- **Exercise instructions**: Pull each line holding "title" out of the entries below.

#### Supplied records

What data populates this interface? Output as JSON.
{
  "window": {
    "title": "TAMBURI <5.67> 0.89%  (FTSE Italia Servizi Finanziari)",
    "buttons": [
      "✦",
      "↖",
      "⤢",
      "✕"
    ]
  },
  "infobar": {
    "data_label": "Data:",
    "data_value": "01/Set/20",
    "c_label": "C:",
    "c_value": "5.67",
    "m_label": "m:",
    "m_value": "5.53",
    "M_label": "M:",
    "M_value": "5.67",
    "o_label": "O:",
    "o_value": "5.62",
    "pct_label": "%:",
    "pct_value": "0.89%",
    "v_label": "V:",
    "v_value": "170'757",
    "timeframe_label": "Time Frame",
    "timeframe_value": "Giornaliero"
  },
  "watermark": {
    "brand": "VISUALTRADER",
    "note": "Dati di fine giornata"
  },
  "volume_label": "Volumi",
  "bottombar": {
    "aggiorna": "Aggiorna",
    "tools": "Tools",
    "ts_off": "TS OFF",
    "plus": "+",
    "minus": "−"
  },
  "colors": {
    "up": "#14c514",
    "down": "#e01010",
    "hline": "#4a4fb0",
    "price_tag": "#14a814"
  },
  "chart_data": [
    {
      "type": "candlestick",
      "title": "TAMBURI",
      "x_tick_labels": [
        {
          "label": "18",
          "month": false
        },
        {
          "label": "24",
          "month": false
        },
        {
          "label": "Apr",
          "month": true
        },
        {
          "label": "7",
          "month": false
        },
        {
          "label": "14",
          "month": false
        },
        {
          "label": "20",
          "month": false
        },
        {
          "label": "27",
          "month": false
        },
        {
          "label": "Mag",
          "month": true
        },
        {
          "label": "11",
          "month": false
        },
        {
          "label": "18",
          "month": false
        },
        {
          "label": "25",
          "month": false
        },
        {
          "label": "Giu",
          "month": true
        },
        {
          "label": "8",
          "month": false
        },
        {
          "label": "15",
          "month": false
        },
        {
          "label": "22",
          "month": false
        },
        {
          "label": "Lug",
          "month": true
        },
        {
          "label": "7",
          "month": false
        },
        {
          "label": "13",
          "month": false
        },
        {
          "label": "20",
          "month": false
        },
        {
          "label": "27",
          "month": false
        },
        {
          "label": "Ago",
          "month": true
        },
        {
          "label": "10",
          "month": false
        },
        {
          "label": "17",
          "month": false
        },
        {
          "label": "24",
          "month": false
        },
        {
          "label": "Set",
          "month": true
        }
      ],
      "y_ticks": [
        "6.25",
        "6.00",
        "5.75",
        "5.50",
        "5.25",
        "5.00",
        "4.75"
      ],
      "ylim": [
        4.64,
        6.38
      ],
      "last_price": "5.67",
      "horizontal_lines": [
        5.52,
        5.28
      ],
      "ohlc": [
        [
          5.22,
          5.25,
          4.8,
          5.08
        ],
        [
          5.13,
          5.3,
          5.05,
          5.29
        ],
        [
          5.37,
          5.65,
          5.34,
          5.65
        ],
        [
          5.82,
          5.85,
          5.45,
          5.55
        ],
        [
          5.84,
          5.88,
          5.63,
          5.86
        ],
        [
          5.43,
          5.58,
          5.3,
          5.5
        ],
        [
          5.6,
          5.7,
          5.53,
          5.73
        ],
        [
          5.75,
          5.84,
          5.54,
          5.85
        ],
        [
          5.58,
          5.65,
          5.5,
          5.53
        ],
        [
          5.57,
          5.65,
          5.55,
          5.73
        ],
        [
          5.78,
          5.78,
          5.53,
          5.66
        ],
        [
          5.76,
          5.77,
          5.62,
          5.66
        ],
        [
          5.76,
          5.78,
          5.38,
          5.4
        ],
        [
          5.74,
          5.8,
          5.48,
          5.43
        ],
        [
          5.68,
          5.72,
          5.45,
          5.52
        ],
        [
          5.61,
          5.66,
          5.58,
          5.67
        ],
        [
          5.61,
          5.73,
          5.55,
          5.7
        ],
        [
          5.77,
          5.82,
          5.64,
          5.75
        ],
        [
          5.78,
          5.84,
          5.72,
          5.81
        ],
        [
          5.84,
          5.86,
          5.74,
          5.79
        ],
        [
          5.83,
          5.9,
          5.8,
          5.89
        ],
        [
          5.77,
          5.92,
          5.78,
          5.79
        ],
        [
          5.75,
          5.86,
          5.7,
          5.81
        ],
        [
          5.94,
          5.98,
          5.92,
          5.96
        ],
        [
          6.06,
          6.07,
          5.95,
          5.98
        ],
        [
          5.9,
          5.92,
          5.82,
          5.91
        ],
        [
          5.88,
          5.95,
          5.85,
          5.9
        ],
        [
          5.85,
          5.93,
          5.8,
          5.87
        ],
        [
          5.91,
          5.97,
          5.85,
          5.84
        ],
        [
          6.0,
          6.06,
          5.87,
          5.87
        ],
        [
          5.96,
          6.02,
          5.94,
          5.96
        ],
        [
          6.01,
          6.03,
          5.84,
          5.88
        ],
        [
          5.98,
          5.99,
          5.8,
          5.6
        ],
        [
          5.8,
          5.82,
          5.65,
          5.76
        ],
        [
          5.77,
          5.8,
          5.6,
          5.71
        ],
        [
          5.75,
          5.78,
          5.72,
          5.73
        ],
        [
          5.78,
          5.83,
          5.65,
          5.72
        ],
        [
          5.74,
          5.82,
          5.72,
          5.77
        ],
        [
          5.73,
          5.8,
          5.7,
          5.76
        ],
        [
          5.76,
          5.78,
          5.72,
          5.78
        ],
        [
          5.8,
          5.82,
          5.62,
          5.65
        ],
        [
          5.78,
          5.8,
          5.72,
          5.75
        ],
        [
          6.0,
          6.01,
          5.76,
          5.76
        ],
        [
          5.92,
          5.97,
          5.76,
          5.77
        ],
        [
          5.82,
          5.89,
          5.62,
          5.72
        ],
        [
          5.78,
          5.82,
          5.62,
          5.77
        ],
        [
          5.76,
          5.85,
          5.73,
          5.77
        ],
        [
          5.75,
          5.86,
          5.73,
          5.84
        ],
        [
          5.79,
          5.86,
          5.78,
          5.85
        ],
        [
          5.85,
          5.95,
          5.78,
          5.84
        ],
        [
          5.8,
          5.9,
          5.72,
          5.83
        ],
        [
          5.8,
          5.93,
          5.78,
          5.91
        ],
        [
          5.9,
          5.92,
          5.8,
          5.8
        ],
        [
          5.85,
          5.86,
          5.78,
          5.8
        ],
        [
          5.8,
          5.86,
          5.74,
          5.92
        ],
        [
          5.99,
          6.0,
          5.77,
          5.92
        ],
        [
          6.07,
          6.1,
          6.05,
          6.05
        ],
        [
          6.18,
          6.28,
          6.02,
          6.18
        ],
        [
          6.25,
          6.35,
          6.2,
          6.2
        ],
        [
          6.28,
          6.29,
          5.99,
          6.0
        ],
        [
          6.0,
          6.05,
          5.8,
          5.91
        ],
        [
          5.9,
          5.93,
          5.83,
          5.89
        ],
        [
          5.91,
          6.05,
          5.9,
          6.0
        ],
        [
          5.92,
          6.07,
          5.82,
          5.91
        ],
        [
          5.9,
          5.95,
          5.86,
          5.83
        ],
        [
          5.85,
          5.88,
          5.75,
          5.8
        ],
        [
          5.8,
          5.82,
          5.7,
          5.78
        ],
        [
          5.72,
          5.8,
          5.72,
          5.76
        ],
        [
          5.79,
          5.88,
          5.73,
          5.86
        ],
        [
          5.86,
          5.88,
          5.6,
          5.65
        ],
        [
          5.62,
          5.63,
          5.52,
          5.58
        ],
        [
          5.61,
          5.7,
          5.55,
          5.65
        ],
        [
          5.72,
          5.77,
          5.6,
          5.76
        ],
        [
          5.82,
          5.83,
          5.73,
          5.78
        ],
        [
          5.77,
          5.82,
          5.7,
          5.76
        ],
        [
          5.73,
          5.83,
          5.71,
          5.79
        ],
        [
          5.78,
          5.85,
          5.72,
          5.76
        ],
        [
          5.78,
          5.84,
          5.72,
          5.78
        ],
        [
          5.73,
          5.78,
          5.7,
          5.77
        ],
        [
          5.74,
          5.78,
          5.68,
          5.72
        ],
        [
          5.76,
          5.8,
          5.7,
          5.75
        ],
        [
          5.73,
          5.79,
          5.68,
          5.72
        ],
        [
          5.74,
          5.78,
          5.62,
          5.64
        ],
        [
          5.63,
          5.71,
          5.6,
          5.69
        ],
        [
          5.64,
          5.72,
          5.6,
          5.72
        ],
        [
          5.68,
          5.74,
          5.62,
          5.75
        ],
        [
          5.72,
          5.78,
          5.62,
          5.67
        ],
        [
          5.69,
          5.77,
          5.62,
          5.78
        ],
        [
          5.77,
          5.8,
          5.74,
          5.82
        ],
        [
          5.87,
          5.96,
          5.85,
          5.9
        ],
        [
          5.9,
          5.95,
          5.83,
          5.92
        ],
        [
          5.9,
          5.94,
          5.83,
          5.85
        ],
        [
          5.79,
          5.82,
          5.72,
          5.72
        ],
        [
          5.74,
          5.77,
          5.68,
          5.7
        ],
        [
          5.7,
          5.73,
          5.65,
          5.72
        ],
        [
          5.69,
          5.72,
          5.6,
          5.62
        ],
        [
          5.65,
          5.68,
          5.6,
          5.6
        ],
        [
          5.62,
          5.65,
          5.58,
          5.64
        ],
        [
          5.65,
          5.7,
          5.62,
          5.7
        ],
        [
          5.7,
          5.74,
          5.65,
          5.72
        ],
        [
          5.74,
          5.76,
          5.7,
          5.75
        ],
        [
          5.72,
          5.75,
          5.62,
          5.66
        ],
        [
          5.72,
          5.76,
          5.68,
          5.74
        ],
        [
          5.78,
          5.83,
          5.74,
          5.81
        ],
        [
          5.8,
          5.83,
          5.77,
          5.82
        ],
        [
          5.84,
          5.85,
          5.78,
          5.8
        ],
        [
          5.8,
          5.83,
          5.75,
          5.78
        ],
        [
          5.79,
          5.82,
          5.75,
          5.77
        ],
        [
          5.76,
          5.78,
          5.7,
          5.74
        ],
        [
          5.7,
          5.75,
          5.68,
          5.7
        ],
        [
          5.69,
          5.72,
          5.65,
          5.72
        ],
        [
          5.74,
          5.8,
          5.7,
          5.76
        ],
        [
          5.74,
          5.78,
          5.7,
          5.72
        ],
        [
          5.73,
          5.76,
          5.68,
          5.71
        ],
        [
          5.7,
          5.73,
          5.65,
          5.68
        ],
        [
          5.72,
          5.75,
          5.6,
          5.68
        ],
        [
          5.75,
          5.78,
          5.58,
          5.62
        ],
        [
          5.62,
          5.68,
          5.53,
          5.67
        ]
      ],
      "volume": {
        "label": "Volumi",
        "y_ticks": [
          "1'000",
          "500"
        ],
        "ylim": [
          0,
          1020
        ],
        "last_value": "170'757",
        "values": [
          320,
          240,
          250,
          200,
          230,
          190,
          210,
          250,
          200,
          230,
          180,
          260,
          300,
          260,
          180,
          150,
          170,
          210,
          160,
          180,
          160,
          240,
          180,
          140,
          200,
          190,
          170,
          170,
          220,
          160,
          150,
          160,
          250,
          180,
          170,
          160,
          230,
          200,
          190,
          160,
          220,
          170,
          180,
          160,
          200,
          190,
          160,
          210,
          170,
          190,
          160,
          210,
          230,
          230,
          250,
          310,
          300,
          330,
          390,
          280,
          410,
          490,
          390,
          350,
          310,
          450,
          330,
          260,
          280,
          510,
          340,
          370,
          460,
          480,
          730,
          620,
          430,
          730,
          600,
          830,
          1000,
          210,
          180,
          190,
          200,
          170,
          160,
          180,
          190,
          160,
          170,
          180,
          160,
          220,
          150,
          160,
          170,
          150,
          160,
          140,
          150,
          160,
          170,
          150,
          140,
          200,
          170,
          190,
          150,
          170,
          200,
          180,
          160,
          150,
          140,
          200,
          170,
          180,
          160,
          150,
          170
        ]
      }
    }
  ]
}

########

- **Task output**:
    "title": "TAMBURI <5.67> 0.89%  (FTSE Italia Servizi Finanziari)",
      "title": "TAMBURI",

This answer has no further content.